_Consigne a:_ Renommez « bounding box » en « enclosing rectangle » dans les lignes de données, de la première jusqu'à celle qui contient « observed-point (513, 418, 523, 428) » comprise, puis redonnez ces lignes sans autre modification.

_Texte source:_
^^^^

Pour que l’hébergement soit envisageable, il faut d’abord s’assurer que la chambre réservée est accessible, et ce, à partir du stationnement. En effet, garer la voiture pas trop loin, surtout l’hiver, est un détail non négligeable. Circuler sur les trottoirs mal déneigés et glacés est un supplice que toutes personnes en situation de handicap souhaitent éviter.
L’idéal est d’avoir accès à un stationnement intérieur. Le bonheur! Avoir les roues de son fauteuil roulant bien au sec et laisser son manteau dans la voiture est un plus. Ça fait un volume de moins à traîner et pas de traces de gadoue sur le beau plancher du hall d’entrée.
Peut-être l’avez-vous remarqué, mais les comptoirs d’accueil dans la majorité des hôtels sont beaucoup trop hauts pour qu’une personne assise ou de petite taille puisse s’y sentir invité. Parfois, un bout de comptoir est prévu à cette fin. Sinon, l’accompagnateur est de mise pour échanger une carte de crédit contre les cartes-clefs.
Si l’on roule en fauteuil électrique, recharger la batterie la veille est une bonne précaution. Les corridors des hôtels sont souvent très vastes, mais tellement agréables à sillonner par le fait même.
En apercevant l’écriture braille sur chaque petite plaquette indiquant le numéro des chambres, j’ai toujours une pensée pour les non-voyants. Si personne n’est là pour les accompagner, se rendre à sa porte doit être toute une péripétie tactile!
Arrivé à la chambre, on peut immédiatement remarquer si elle est bel et bien adaptée pour un fauteuil roulant. Un seuil surélevé n’indique rien de bon. Généralement, cet obstacle au bas de l’ouverture de la porte est absent même pour les chambres dites régulières. C’est surtout une fois à l’intérieur que je m’assure de l’accessibilité à la salle de bain.
Depuis l’âge de 34 ans, je vis avec un handicap hors norme. En effet, il est plutôt rare que quatre amputations se retrouvent sur un seul et même corps. Cette condition particulière élimine toutes mes chances de tomber sur une chambre entièrement adaptée à mes besoins. Il y a toujours un robinet trop loin pour que mes moignons l’atteignent ou il n’y a pas assez d’espace devant la toilette pour que je puisse y faire mon transfert.

^^^^

_Extraits des données:_
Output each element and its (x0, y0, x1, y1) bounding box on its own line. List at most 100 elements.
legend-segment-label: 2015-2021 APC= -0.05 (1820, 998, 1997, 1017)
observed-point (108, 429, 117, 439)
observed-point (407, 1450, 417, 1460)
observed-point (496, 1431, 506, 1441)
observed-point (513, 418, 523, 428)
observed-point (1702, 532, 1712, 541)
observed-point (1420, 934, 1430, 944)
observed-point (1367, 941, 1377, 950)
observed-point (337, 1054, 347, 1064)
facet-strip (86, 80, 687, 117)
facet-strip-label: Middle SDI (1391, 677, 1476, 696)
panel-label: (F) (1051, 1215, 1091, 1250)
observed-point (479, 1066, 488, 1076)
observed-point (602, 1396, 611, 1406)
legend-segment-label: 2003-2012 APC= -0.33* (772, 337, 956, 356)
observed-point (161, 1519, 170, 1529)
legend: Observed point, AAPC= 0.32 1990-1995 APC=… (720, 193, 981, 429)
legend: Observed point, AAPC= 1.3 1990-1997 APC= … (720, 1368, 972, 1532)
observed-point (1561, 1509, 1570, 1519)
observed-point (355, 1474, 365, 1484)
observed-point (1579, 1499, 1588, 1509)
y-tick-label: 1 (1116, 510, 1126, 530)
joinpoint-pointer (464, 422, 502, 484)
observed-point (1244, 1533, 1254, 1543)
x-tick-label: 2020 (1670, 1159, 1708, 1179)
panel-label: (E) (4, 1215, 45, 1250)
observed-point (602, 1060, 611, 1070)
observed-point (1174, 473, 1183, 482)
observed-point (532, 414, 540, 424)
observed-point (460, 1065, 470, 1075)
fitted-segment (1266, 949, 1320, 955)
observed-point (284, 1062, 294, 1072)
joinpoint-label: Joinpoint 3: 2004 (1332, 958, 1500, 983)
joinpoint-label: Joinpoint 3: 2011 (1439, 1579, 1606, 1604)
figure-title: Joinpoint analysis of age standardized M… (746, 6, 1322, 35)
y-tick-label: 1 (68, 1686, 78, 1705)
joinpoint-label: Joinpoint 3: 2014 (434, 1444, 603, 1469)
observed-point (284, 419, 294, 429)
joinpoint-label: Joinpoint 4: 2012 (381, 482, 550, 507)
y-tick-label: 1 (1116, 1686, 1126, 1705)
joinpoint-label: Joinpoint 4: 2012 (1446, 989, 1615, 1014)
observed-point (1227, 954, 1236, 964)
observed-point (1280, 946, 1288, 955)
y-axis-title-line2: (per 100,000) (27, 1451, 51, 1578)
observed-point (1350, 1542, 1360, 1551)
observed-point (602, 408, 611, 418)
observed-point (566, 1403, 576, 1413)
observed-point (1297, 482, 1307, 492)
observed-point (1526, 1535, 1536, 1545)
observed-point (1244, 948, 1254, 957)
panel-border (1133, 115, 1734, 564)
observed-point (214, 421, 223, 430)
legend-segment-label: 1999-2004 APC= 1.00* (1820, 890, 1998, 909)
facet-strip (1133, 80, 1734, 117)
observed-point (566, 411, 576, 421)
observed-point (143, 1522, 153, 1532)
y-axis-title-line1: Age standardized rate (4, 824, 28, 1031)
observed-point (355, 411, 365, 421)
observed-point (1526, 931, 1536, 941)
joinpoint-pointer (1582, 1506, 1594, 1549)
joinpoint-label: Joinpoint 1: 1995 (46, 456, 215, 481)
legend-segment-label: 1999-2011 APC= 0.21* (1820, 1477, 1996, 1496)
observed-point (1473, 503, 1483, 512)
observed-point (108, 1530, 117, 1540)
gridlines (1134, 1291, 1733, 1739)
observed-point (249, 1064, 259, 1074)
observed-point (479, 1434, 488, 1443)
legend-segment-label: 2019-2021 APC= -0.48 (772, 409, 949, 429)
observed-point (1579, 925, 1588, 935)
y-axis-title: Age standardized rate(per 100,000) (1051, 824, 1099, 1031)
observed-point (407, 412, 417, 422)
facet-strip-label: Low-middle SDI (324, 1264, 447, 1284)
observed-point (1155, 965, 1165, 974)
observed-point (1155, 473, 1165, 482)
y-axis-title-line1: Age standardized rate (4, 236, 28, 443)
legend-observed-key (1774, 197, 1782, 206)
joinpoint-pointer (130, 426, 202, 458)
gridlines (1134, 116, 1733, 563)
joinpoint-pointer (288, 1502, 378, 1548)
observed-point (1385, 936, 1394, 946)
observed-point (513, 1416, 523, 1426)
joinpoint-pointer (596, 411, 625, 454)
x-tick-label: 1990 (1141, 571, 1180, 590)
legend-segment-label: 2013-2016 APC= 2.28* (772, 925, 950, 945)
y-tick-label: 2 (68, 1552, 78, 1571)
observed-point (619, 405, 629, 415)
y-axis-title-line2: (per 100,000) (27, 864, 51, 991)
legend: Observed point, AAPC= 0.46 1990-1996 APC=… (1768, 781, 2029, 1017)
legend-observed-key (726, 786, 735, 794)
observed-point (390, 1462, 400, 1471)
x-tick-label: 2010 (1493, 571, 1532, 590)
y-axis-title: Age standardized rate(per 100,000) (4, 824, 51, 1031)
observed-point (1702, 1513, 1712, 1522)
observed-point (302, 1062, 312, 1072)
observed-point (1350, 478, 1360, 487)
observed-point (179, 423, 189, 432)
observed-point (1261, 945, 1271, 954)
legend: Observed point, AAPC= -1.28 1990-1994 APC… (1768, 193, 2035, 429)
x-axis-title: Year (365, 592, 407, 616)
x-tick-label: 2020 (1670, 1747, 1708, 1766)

^^^^

_Consigne b:_ Donnez la suite du texte sur l'accessibilité des hôtels en fauteuil roulant.

_Résultat a:_
Output each element and its (x0, y0, x1, y1) enclosing rectangle on its own line. List at most 100 elements.
legend-segment-label: 2015-2021 APC= -0.05 (1820, 998, 1997, 1017)
observed-point (108, 429, 117, 439)
observed-point (407, 1450, 417, 1460)
observed-point (496, 1431, 506, 1441)
observed-point (513, 418, 523, 428)

_Résultat b:_
Habituellement, les personnes en fauteuil roulant stationnent leur bolide à côté de la cuvette. Elles lèvent l’accoudoir et se glissent sur le siège. Dans mon cas, quand mes prothèses de jambes sont remisées, je préfère m’installer face à la toilette. Je n’ai qu’à me retourner sur mon fauteuil et reculer sur le siège. De cette façon, je n’ai nullement besoin de m’acharner à lever l’accoudoir. C’est une opération complexe à effectuer avec des prothèses de mains comme avec des moignons. Les loquets situés dans un espace trop étroit pour mes options doivent être débloqués pour que le bras du fauteuil se soulève.
Une fois en place, je ne suis pas au bout de mes peines. À la maison, j’utilise un bidet installé à même le siège pour «m’essuyer». À l’hôtel – ou n’importe où ailleurs –, c’est de l’aide de mon amoureux dont j’ai besoin.
Après avoir fait le tour de la chambre et parfois, d’avoir bougé quelques meubles pour mieux circuler, je suis prête à m’installer. Mon premier réflexe est de retirer mes quatre prothèses. Comme chez moi après une grosse journée, j’aime me changer «en mou» lorsque je n’ai pas besoin de ressortir. Ensuite, j’ouvre la valise. Comme nos escapades pour le travail nous amènent à réserver que pour une nuitée, j’essaie le plus possible de ne sortir que les essentiels.
Au gré des besoins du moment, j’avoue que je m’éparpille un peu. Puis, après m’être familiarisée avec la configuration des lieux, je finis par trouver mes marques. Un petit ménage s’impose alors. D’abord, j’établis le meilleur endroit pour disposer mes prothèses et mes manchons. Mes vêtements sont prêts pour le lendemain et ma brosse à dents est à peu près la seule chose que je place dans la salle de bain.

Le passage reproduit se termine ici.